Available records:
# # #

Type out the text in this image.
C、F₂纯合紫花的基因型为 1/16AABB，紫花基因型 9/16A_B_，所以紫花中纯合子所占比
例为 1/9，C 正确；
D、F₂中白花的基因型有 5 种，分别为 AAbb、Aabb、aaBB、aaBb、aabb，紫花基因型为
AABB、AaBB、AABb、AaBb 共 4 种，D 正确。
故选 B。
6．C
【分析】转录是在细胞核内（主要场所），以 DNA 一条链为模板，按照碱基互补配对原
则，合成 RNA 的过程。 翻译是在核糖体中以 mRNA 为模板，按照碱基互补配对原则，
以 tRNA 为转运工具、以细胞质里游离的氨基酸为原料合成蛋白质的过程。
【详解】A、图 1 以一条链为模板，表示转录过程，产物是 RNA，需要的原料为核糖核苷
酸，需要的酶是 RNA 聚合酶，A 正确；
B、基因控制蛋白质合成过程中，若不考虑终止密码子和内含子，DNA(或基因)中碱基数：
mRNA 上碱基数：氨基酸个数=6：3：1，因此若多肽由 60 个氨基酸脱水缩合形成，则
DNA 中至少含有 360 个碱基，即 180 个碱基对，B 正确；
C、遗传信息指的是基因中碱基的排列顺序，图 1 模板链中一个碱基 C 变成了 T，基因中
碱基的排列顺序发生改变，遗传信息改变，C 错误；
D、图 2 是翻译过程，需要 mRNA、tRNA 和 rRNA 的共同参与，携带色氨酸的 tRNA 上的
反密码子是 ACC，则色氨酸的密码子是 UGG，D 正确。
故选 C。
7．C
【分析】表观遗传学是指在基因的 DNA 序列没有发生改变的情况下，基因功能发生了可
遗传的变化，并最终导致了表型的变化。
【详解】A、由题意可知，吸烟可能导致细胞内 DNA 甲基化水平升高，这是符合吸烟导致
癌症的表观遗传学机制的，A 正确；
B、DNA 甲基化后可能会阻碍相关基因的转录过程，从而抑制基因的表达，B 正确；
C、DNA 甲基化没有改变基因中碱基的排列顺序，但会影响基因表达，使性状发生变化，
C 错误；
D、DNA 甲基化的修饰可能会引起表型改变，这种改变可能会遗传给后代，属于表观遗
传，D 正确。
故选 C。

# # #

Work order: Using the material above, find each line that holds "mRNA" and copy that line.

Answer to the exercise:
则，合成 RNA 的过程。 翻译是在核糖体中以 mRNA 为模板，按照碱基互补配对原则，
mRNA 上碱基数：氨基酸个数=6：3：1，因此若多肽由 60 个氨基酸脱水缩合形成，则
D、图 2 是翻译过程，需要 mRNA、tRNA 和 rRNA 的共同参与，携带色氨酸的 tRNA 上的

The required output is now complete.